*Data*
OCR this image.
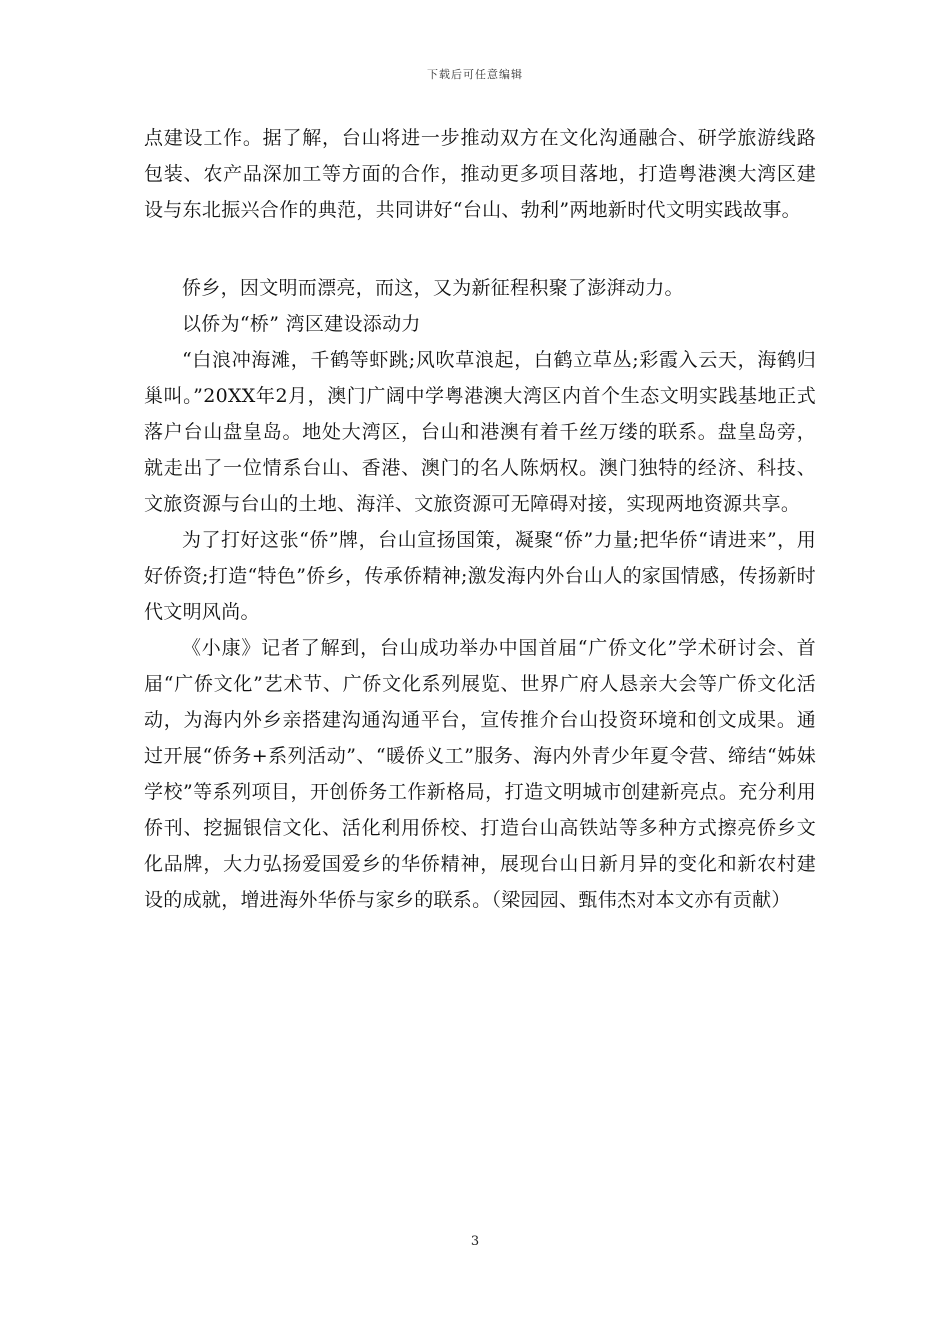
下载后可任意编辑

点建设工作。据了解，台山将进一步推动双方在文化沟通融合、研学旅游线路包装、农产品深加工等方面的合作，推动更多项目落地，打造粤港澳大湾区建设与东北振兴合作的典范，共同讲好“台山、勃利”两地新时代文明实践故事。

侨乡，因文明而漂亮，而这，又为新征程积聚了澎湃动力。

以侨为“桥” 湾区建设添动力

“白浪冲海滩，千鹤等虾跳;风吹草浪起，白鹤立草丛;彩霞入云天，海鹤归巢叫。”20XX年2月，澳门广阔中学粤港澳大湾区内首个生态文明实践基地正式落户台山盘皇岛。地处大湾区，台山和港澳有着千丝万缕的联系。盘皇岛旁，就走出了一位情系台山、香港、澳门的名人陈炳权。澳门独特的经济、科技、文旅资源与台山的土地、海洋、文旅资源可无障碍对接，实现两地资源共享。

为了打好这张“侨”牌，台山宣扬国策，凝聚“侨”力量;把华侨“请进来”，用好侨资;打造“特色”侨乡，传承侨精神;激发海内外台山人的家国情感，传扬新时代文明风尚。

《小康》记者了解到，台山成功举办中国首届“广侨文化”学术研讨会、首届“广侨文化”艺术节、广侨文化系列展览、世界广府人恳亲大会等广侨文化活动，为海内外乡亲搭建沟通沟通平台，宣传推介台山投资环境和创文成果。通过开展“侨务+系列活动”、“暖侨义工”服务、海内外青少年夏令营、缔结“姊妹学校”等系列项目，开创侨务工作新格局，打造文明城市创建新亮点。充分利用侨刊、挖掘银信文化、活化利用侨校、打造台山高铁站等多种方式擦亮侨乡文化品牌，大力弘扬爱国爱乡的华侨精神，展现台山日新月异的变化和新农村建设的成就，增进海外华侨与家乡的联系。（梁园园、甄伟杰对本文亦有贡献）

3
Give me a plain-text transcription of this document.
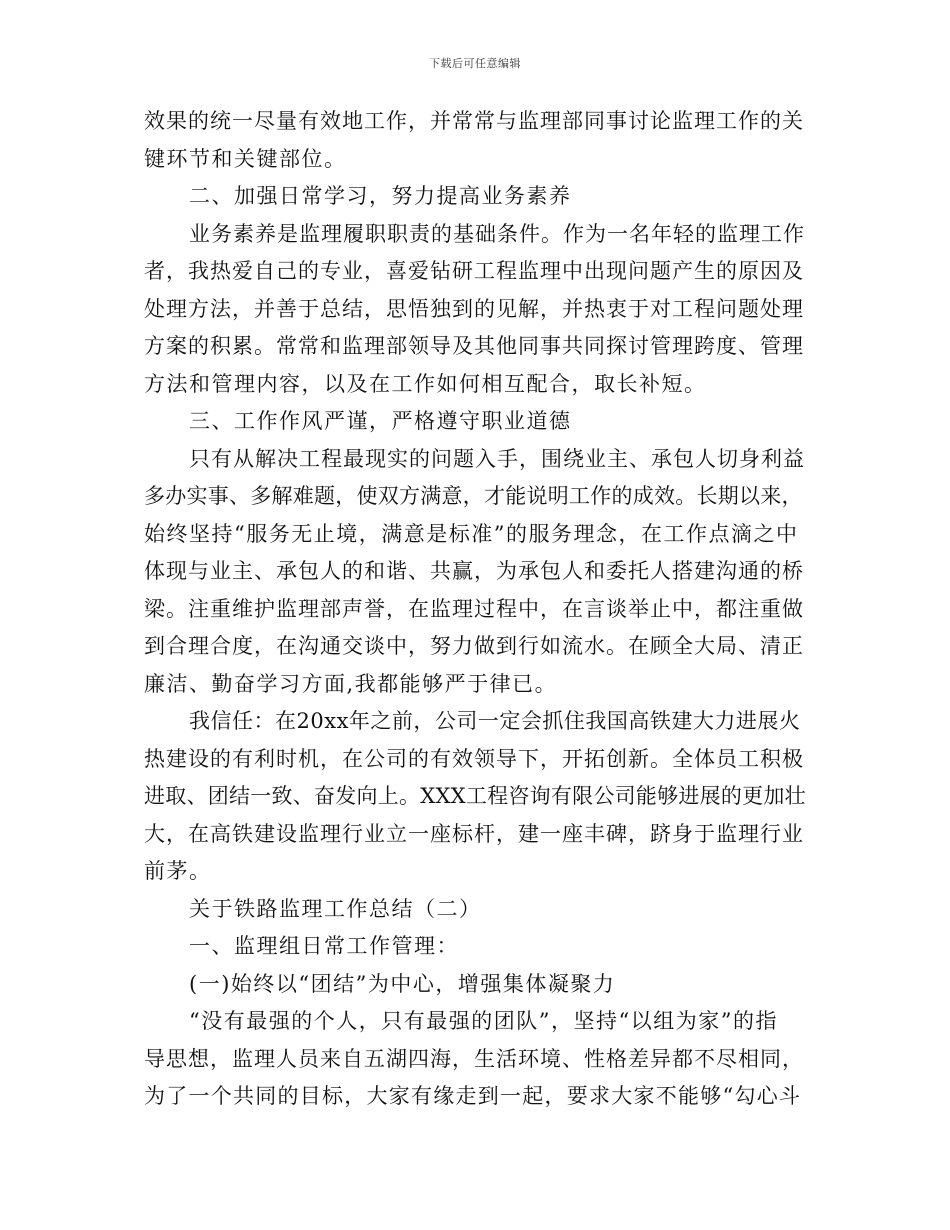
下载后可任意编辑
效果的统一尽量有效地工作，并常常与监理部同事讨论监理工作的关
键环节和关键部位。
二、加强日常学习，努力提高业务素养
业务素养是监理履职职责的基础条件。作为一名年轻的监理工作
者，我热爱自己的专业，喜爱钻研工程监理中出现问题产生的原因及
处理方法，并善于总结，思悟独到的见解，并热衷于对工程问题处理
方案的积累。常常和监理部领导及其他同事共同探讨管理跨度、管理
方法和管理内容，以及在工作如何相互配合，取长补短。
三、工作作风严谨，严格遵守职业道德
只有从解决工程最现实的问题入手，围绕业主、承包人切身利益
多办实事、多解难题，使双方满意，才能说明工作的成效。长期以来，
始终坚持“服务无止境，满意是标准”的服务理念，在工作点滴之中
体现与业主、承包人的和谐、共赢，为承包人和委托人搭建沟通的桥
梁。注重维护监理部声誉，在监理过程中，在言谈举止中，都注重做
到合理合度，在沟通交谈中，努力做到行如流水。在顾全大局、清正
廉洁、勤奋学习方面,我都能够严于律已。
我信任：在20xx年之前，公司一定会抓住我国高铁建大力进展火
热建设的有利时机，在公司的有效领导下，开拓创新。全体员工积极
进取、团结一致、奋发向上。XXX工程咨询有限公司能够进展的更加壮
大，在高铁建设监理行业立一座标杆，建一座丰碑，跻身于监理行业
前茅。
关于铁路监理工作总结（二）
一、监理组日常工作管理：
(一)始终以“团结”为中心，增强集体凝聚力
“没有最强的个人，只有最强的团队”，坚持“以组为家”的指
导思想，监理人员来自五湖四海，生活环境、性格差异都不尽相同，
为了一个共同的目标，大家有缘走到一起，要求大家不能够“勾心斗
...
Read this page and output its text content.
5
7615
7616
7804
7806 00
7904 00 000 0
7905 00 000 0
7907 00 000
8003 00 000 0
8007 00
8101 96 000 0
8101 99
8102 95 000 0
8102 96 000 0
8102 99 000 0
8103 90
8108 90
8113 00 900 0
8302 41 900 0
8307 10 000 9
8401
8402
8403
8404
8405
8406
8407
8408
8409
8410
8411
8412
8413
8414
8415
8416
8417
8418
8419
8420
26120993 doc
...
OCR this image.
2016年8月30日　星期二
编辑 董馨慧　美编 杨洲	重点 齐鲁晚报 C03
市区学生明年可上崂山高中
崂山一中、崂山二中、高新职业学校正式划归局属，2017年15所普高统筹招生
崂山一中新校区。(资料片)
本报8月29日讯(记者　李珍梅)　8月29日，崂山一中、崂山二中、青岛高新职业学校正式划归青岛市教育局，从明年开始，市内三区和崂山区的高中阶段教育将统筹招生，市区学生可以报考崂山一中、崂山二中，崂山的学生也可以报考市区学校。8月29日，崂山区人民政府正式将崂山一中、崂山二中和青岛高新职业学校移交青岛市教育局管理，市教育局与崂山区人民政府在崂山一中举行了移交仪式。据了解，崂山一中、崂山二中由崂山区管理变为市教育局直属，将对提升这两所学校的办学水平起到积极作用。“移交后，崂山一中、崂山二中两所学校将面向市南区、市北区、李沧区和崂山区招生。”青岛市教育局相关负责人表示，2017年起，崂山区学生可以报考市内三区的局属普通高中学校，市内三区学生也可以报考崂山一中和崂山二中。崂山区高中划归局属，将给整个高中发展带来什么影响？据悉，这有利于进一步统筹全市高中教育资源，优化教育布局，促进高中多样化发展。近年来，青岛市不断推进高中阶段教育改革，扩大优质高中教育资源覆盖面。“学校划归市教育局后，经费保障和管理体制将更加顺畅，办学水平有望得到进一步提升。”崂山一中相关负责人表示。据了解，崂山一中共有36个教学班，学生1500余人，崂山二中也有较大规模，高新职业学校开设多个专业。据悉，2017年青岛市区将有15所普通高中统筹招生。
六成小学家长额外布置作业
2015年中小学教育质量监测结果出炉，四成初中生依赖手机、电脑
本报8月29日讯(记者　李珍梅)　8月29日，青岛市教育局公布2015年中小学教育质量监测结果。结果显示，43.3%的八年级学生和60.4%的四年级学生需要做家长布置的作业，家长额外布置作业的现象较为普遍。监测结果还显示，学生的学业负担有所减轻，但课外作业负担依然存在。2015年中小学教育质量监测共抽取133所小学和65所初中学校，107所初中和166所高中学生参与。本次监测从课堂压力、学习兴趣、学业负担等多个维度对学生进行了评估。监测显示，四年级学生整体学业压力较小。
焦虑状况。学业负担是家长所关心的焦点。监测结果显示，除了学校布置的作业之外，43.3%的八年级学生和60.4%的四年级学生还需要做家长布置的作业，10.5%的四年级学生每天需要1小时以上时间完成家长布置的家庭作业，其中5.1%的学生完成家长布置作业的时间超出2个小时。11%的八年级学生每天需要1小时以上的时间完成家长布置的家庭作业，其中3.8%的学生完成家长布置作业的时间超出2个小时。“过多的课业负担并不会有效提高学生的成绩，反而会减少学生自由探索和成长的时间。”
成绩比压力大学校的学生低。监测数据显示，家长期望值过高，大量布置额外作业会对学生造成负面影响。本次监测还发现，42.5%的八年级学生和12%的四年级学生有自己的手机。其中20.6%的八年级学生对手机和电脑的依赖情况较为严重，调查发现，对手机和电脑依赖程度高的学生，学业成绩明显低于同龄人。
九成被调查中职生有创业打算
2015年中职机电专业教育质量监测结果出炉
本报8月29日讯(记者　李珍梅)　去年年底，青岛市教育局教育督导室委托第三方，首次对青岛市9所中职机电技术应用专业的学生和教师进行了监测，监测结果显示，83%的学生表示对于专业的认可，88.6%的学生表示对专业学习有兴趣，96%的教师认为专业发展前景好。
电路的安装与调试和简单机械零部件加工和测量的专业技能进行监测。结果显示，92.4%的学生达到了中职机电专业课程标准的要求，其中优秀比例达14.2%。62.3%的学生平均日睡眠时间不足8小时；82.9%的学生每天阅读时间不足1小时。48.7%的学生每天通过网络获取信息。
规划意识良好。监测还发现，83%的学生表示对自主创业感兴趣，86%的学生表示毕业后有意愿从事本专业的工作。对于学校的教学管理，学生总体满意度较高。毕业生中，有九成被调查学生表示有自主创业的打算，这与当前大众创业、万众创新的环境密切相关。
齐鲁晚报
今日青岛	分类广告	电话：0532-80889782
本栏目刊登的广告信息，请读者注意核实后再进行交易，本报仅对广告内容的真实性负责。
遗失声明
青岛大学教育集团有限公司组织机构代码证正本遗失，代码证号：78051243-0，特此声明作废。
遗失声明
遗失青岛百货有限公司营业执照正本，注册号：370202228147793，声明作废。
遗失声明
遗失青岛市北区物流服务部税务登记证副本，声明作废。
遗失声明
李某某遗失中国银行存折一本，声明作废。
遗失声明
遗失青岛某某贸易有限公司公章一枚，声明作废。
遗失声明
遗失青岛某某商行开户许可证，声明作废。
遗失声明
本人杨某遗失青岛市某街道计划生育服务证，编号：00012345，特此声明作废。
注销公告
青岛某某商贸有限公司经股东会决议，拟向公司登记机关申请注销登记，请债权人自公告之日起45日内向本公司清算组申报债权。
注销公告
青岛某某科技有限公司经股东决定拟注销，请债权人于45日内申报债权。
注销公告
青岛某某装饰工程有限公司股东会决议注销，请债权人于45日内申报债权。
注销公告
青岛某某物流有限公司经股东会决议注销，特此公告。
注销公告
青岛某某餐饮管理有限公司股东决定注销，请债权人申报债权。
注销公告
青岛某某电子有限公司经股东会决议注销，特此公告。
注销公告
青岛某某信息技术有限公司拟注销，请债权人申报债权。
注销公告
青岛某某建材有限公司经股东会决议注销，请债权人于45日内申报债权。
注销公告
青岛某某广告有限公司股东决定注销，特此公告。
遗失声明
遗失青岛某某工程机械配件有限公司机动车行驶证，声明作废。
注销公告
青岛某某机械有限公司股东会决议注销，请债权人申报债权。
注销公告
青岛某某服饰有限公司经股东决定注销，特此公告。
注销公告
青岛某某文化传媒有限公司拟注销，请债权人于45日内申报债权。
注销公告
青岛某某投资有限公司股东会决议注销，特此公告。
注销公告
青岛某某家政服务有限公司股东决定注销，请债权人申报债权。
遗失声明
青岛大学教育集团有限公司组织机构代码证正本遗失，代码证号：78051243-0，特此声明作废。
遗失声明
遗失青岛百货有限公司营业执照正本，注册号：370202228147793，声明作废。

*Written instruction*
State, as a bare number, how many lines of the listing hold the word "监测结果显示".

*Solution for this task*
2